Exercise brief:
Return each line of the material below unchanged, from the first to the last.

##### Records for the exercise #####

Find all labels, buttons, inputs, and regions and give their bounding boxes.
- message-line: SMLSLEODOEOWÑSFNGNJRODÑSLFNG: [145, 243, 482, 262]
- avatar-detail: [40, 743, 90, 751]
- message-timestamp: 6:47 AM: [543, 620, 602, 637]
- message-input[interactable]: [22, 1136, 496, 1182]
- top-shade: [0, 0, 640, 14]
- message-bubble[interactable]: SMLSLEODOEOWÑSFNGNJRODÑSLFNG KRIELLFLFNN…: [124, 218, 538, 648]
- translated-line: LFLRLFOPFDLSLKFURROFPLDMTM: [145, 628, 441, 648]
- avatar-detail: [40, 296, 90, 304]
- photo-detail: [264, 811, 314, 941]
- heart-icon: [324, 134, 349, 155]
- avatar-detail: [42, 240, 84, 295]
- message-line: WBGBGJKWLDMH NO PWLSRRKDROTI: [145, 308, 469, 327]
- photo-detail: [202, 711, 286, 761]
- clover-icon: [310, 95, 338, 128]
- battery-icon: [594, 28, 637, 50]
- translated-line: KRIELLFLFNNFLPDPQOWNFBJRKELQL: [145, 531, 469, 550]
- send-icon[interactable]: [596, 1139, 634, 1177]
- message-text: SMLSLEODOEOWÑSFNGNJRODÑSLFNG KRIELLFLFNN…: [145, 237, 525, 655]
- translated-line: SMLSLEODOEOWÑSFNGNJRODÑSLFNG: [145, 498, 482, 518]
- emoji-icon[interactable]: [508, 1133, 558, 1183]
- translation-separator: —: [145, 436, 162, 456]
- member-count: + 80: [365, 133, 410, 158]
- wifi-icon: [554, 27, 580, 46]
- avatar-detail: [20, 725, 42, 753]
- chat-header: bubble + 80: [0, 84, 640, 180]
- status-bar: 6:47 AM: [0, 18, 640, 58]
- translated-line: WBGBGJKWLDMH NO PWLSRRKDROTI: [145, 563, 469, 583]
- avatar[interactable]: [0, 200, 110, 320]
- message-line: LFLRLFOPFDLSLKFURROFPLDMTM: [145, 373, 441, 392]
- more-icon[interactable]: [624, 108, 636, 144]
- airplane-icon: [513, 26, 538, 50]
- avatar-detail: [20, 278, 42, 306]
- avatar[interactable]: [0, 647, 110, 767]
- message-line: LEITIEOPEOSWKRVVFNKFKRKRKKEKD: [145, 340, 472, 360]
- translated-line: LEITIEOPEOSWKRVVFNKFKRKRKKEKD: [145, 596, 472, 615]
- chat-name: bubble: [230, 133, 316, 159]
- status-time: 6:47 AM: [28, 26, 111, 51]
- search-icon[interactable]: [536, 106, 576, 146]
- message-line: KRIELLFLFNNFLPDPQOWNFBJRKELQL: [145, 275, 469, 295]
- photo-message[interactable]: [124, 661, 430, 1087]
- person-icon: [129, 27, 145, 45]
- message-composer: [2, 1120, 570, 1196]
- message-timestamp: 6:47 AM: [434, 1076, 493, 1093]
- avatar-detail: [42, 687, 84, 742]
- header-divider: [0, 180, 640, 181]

#####

Reply to the task:
Find all labels, buttons, inputs, and regions and give their bounding boxes.
- message-line: SMLSLEODOEOWÑSFNGNJRODÑSLFNG: [145, 243, 482, 262]
- avatar-detail: [40, 743, 90, 751]
- message-timestamp: 6:47 AM: [543, 620, 602, 637]
- message-input[interactable]: [22, 1136, 496, 1182]
- top-shade: [0, 0, 640, 14]
- message-bubble[interactable]: SMLSLEODOEOWÑSFNGNJRODÑSLFNG KRIELLFLFNN…: [124, 218, 538, 648]
- translated-line: LFLRLFOPFDLSLKFURROFPLDMTM: [145, 628, 441, 648]
- avatar-detail: [40, 296, 90, 304]
- photo-detail: [264, 811, 314, 941]
- heart-icon: [324, 134, 349, 155]
- avatar-detail: [42, 240, 84, 295]
- message-line: WBGBGJKWLDMH NO PWLSRRKDROTI: [145, 308, 469, 327]
- photo-detail: [202, 711, 286, 761]
- clover-icon: [310, 95, 338, 128]
- battery-icon: [594, 28, 637, 50]
- translated-line: KRIELLFLFNNFLPDPQOWNFBJRKELQL: [145, 531, 469, 550]
- send-icon[interactable]: [596, 1139, 634, 1177]
- message-text: SMLSLEODOEOWÑSFNGNJRODÑSLFNG KRIELLFLFNN…: [145, 237, 525, 655]
- translated-line: SMLSLEODOEOWÑSFNGNJRODÑSLFNG: [145, 498, 482, 518]
- emoji-icon[interactable]: [508, 1133, 558, 1183]
- translation-separator: —: [145, 436, 162, 456]
- member-count: + 80: [365, 133, 410, 158]
- wifi-icon: [554, 27, 580, 46]
- avatar-detail: [20, 725, 42, 753]
- chat-header: bubble + 80: [0, 84, 640, 180]
- status-bar: 6:47 AM: [0, 18, 640, 58]
- translated-line: WBGBGJKWLDMH NO PWLSRRKDROTI: [145, 563, 469, 583]
- avatar[interactable]: [0, 200, 110, 320]
- message-line: LFLRLFOPFDLSLKFURROFPLDMTM: [145, 373, 441, 392]
- more-icon[interactable]: [624, 108, 636, 144]
- airplane-icon: [513, 26, 538, 50]
- avatar-detail: [20, 278, 42, 306]
- avatar[interactable]: [0, 647, 110, 767]
- message-line: LEITIEOPEOSWKRVVFNKFKRKRKKEKD: [145, 340, 472, 360]
- translated-line: LEITIEOPEOSWKRVVFNKFKRKRKKEKD: [145, 596, 472, 615]
- chat-name: bubble: [230, 133, 316, 159]
- status-time: 6:47 AM: [28, 26, 111, 51]
- search-icon[interactable]: [536, 106, 576, 146]
- message-line: KRIELLFLFNNFLPDPQOWNFBJRKELQL: [145, 275, 469, 295]
- photo-message[interactable]: [124, 661, 430, 1087]
- person-icon: [129, 27, 145, 45]
- message-composer: [2, 1120, 570, 1196]
- message-timestamp: 6:47 AM: [434, 1076, 493, 1093]
- avatar-detail: [42, 687, 84, 742]
- header-divider: [0, 180, 640, 181]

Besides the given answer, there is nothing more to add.